> [EXERCISE] Print all of the data exactly.

> [SOURCE DATA]
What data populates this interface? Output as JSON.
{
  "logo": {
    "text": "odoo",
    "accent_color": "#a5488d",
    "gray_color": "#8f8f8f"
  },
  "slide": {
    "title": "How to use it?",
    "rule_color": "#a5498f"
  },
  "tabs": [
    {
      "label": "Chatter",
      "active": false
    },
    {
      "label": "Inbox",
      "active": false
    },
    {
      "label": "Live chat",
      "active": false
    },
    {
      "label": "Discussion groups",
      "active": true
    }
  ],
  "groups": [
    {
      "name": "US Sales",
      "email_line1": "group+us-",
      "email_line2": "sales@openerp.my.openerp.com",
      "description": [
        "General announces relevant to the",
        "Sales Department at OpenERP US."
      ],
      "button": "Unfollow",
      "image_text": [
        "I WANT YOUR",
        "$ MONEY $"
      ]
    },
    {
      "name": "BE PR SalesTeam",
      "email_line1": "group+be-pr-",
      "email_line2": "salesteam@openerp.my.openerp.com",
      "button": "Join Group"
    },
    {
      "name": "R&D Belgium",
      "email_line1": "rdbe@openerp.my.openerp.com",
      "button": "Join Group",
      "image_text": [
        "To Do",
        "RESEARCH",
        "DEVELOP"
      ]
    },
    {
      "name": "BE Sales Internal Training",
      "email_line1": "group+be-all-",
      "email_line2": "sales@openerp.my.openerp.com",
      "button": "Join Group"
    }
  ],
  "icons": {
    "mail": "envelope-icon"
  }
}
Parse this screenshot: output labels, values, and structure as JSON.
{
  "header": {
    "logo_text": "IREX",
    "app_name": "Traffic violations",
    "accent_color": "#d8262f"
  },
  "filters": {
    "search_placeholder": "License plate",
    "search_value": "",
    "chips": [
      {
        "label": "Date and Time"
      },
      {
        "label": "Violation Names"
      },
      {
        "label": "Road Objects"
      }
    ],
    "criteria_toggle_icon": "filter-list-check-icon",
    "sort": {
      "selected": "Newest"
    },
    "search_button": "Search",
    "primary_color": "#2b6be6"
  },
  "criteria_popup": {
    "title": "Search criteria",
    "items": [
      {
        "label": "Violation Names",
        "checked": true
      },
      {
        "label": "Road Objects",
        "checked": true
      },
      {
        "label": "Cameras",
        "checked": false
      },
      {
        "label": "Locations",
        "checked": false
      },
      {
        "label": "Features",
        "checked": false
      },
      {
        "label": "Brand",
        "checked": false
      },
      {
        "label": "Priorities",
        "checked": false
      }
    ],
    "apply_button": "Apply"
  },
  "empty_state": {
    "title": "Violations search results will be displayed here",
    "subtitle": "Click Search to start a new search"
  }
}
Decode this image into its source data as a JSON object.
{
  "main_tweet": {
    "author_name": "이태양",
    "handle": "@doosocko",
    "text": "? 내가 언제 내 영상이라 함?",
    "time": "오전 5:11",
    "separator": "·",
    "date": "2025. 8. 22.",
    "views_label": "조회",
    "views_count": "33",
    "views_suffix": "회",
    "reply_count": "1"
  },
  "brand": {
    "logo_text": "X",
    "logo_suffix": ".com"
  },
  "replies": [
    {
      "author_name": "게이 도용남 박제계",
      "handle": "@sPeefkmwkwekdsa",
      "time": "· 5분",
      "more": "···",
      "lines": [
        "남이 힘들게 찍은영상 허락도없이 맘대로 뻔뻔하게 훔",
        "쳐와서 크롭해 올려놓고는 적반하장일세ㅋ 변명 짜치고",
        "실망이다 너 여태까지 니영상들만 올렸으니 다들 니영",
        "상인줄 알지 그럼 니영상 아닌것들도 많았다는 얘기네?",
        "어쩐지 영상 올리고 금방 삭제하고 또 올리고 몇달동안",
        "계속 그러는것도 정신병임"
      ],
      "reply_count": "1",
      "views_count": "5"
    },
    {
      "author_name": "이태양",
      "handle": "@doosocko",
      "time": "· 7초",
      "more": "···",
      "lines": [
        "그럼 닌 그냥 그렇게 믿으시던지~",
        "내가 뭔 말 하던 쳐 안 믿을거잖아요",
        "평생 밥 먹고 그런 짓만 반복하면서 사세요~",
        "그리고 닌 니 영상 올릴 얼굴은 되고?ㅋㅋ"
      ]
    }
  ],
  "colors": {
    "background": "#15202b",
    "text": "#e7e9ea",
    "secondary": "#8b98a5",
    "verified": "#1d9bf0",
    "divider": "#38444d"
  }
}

> [WRITTEN SOLUTION]
What data populates this interface? Output as JSON.
{
  "logo": {
    "text": "odoo",
    "accent_color": "#a5488d",
    "gray_color": "#8f8f8f"
  },
  "slide": {
    "title": "How to use it?",
    "rule_color": "#a5498f"
  },
  "tabs": [
    {
      "label": "Chatter",
      "active": false
    },
    {
      "label": "Inbox",
      "active": false
    },
    {
      "label": "Live chat",
      "active": false
    },
    {
      "label": "Discussion groups",
      "active": true
    }
  ],
  "groups": [
    {
      "name": "US Sales",
      "email_line1": "group+us-",
      "email_line2": "sales@openerp.my.openerp.com",
      "description": [
        "General announces relevant to the",
        "Sales Department at OpenERP US."
      ],
      "button": "Unfollow",
      "image_text": [
        "I WANT YOUR",
        "$ MONEY $"
      ]
    },
    {
      "name": "BE PR SalesTeam",
      "email_line1": "group+be-pr-",
      "email_line2": "salesteam@openerp.my.openerp.com",
      "button": "Join Group"
    },
    {
      "name": "R&D Belgium",
      "email_line1": "rdbe@openerp.my.openerp.com",
      "button": "Join Group",
      "image_text": [
        "To Do",
        "RESEARCH",
        "DEVELOP"
      ]
    },
    {
      "name": "BE Sales Internal Training",
      "email_line1": "group+be-all-",
      "email_line2": "sales@openerp.my.openerp.com",
      "button": "Join Group"
    }
  ],
  "icons": {
    "mail": "envelope-icon"
  }
}
Parse this screenshot: output labels, values, and structure as JSON.
{
  "header": {
    "logo_text": "IREX",
    "app_name": "Traffic violations",
    "accent_color": "#d8262f"
  },
  "filters": {
    "search_placeholder": "License plate",
    "search_value": "",
    "chips": [
      {
        "label": "Date and Time"
      },
      {
        "label": "Violation Names"
      },
      {
        "label": "Road Objects"
      }
    ],
    "criteria_toggle_icon": "filter-list-check-icon",
    "sort": {
      "selected": "Newest"
    },
    "search_button": "Search",
    "primary_color": "#2b6be6"
  },
  "criteria_popup": {
    "title": "Search criteria",
    "items": [
      {
        "label": "Violation Names",
        "checked": true
      },
      {
        "label": "Road Objects",
        "checked": true
      },
      {
        "label": "Cameras",
        "checked": false
      },
      {
        "label": "Locations",
        "checked": false
      },
      {
        "label": "Features",
        "checked": false
      },
      {
        "label": "Brand",
        "checked": false
      },
      {
        "label": "Priorities",
        "checked": false
      }
    ],
    "apply_button": "Apply"
  },
  "empty_state": {
    "title": "Violations search results will be displayed here",
    "subtitle": "Click Search to start a new search"
  }
}
Decode this image into its source data as a JSON object.
{
  "main_tweet": {
    "author_name": "이태양",
    "handle": "@doosocko",
    "text": "? 내가 언제 내 영상이라 함?",
    "time": "오전 5:11",
    "separator": "·",
    "date": "2025. 8. 22.",
    "views_label": "조회",
    "views_count": "33",
    "views_suffix": "회",
    "reply_count": "1"
  },
  "brand": {
    "logo_text": "X",
    "logo_suffix": ".com"
  },
  "replies": [
    {
      "author_name": "게이 도용남 박제계",
      "handle": "@sPeefkmwkwekdsa",
      "time": "· 5분",
      "more": "···",
      "lines": [
        "남이 힘들게 찍은영상 허락도없이 맘대로 뻔뻔하게 훔",
        "쳐와서 크롭해 올려놓고는 적반하장일세ㅋ 변명 짜치고",
        "실망이다 너 여태까지 니영상들만 올렸으니 다들 니영",
        "상인줄 알지 그럼 니영상 아닌것들도 많았다는 얘기네?",
        "어쩐지 영상 올리고 금방 삭제하고 또 올리고 몇달동안",
        "계속 그러는것도 정신병임"
      ],
      "reply_count": "1",
      "views_count": "5"
    },
    {
      "author_name": "이태양",
      "handle": "@doosocko",
      "time": "· 7초",
      "more": "···",
      "lines": [
        "그럼 닌 그냥 그렇게 믿으시던지~",
        "내가 뭔 말 하던 쳐 안 믿을거잖아요",
        "평생 밥 먹고 그런 짓만 반복하면서 사세요~",
        "그리고 닌 니 영상 올릴 얼굴은 되고?ㅋㅋ"
      ]
    }
  ],
  "colors": {
    "background": "#15202b",
    "text": "#e7e9ea",
    "secondary": "#8b98a5",
    "verified": "#1d9bf0",
    "divider": "#38444d"
  }
}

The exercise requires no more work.